- _PROBLEM_
Using the listing beneath this task, count the lines with the word "خانیوال" and write only the result.

- _DATA ENTRIES_
::::::

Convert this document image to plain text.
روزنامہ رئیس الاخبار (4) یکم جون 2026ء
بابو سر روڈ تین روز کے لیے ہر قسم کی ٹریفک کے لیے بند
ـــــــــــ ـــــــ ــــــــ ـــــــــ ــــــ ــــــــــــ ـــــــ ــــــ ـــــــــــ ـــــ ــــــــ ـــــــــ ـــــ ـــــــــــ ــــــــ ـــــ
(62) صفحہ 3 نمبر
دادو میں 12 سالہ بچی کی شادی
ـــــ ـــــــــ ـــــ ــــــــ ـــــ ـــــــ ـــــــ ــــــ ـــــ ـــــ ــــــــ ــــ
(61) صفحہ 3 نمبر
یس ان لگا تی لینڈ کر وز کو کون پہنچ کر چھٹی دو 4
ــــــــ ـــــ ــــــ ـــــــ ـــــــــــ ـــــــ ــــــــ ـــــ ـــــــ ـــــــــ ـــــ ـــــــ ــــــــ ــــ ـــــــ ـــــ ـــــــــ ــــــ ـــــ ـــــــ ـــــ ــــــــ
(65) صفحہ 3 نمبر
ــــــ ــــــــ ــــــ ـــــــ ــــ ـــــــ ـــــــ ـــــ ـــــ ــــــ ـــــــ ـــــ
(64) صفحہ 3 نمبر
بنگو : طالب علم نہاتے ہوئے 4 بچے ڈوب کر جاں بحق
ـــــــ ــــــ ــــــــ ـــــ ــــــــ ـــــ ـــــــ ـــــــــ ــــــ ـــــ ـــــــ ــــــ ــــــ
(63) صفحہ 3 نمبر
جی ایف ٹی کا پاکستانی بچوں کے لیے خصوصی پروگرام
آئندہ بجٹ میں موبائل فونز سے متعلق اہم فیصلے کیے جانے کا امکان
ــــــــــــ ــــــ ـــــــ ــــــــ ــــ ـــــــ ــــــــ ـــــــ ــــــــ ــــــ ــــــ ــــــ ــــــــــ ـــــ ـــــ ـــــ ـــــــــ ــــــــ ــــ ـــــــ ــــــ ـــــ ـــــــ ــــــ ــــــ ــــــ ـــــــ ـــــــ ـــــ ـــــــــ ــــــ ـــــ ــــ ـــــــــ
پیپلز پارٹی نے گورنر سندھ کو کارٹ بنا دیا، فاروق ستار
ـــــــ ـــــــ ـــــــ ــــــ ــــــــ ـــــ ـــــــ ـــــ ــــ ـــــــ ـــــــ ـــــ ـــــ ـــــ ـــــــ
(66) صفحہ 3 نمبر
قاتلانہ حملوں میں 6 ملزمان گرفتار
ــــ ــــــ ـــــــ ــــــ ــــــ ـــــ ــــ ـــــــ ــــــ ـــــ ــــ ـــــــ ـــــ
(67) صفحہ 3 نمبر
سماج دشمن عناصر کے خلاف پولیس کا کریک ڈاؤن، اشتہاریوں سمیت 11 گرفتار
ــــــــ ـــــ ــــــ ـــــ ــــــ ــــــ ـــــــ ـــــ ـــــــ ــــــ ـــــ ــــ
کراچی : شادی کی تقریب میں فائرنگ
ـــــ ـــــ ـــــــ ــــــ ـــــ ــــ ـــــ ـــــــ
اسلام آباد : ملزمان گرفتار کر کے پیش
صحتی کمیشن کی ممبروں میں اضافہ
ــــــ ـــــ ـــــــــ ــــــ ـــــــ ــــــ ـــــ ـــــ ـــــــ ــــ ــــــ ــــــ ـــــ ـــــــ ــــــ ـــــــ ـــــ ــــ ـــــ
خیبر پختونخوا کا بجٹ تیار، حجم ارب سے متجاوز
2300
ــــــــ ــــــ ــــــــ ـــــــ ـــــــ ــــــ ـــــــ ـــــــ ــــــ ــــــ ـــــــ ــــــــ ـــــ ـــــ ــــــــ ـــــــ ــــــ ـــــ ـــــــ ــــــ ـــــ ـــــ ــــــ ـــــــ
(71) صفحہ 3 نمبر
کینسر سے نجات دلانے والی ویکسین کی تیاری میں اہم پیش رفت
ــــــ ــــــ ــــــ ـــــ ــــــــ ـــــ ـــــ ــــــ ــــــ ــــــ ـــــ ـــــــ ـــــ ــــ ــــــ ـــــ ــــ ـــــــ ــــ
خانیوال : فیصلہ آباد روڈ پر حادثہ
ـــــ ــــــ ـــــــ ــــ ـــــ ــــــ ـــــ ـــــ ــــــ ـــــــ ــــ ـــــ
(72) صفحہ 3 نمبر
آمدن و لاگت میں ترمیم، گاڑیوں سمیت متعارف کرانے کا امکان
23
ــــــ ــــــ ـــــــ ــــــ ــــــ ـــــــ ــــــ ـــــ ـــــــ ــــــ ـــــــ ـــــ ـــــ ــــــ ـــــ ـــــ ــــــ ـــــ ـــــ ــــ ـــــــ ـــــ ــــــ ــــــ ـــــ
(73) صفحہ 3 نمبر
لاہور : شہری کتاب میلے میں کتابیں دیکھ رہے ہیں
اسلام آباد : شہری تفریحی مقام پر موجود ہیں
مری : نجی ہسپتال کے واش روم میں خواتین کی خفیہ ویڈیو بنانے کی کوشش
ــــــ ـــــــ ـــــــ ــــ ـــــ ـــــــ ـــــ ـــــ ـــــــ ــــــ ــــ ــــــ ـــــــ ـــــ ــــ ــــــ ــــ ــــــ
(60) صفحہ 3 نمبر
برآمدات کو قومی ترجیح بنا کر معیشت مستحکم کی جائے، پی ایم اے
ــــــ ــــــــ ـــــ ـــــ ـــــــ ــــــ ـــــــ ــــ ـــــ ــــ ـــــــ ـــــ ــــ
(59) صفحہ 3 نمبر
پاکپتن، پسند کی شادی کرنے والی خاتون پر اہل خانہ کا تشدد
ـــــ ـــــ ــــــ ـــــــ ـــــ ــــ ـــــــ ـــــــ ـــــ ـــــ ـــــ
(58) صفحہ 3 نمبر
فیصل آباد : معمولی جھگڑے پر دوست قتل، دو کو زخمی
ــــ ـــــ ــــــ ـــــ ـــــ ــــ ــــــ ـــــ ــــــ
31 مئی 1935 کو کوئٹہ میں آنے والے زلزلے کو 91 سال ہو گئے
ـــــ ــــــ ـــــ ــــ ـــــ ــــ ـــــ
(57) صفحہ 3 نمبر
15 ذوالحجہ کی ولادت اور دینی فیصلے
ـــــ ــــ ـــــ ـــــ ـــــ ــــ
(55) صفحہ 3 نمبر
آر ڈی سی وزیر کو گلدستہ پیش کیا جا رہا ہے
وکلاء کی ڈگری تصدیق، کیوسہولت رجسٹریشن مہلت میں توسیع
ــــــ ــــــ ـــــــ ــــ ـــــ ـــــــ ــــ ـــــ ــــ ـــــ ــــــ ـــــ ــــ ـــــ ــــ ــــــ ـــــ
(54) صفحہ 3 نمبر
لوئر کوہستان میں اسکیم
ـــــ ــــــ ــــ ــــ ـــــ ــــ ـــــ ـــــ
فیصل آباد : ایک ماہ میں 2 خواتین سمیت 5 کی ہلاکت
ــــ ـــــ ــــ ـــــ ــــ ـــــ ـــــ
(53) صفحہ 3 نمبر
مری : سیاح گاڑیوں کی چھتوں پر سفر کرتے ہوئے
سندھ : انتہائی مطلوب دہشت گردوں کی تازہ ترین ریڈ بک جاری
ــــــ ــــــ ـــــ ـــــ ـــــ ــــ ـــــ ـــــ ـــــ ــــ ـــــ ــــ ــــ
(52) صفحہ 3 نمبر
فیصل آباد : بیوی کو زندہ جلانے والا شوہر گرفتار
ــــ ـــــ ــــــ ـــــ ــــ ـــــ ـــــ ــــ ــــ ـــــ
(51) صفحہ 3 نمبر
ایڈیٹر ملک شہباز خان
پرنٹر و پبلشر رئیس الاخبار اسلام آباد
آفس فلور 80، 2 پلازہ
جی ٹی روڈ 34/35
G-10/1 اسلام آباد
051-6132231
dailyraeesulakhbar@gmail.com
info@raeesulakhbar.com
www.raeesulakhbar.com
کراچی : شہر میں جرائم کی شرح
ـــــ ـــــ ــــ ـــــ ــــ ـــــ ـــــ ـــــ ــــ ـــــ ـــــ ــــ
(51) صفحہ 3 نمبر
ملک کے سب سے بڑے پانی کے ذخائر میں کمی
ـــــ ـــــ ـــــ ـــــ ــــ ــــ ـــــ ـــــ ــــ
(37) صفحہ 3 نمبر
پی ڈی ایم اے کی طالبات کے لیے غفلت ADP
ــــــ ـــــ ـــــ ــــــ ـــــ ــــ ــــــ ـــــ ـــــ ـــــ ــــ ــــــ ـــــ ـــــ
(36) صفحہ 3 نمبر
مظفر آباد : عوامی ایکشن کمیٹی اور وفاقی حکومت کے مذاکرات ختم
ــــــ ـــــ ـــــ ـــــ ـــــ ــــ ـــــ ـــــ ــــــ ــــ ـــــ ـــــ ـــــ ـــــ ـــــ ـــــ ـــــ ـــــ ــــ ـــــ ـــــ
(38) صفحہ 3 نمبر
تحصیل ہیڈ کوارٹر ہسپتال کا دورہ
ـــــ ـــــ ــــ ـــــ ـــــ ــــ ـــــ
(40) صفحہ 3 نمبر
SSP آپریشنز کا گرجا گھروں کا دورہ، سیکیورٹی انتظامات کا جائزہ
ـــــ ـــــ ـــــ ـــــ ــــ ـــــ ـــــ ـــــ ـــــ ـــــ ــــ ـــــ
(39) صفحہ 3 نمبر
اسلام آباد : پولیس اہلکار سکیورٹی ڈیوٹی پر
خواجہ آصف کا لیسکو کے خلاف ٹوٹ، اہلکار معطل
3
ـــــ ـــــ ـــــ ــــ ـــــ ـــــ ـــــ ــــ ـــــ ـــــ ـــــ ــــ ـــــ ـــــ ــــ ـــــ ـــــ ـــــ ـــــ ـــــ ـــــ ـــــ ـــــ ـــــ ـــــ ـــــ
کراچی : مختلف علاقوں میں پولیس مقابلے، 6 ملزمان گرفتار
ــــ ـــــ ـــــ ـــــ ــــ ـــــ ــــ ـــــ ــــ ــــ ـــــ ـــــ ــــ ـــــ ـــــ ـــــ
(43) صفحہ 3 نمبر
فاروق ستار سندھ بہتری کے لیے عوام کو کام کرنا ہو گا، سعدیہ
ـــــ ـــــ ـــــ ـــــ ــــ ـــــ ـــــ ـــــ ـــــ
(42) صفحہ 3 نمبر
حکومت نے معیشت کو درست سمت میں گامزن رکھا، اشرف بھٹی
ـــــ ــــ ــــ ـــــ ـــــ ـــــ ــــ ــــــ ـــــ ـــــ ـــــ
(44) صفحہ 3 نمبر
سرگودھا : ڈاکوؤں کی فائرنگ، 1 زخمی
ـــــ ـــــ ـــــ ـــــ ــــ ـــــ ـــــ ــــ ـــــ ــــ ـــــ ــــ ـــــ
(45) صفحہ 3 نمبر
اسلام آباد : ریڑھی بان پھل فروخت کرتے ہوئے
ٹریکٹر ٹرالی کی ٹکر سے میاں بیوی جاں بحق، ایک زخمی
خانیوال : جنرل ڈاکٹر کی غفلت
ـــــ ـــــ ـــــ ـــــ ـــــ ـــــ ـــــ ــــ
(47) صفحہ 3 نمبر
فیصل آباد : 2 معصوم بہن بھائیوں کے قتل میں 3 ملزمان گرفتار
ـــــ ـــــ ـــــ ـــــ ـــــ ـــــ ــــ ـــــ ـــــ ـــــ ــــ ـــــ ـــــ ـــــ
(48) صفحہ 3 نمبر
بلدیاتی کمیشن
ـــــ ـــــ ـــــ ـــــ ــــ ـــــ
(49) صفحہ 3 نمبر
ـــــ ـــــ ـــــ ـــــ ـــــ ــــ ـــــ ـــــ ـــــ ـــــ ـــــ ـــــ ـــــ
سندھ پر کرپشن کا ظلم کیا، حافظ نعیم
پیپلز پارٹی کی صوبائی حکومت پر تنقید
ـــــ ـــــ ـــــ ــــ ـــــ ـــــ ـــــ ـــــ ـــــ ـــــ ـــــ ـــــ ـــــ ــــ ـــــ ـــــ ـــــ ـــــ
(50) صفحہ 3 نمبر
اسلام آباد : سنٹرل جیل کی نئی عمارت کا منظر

::::::

- _SOLUTION TO THE PROBLEM_
2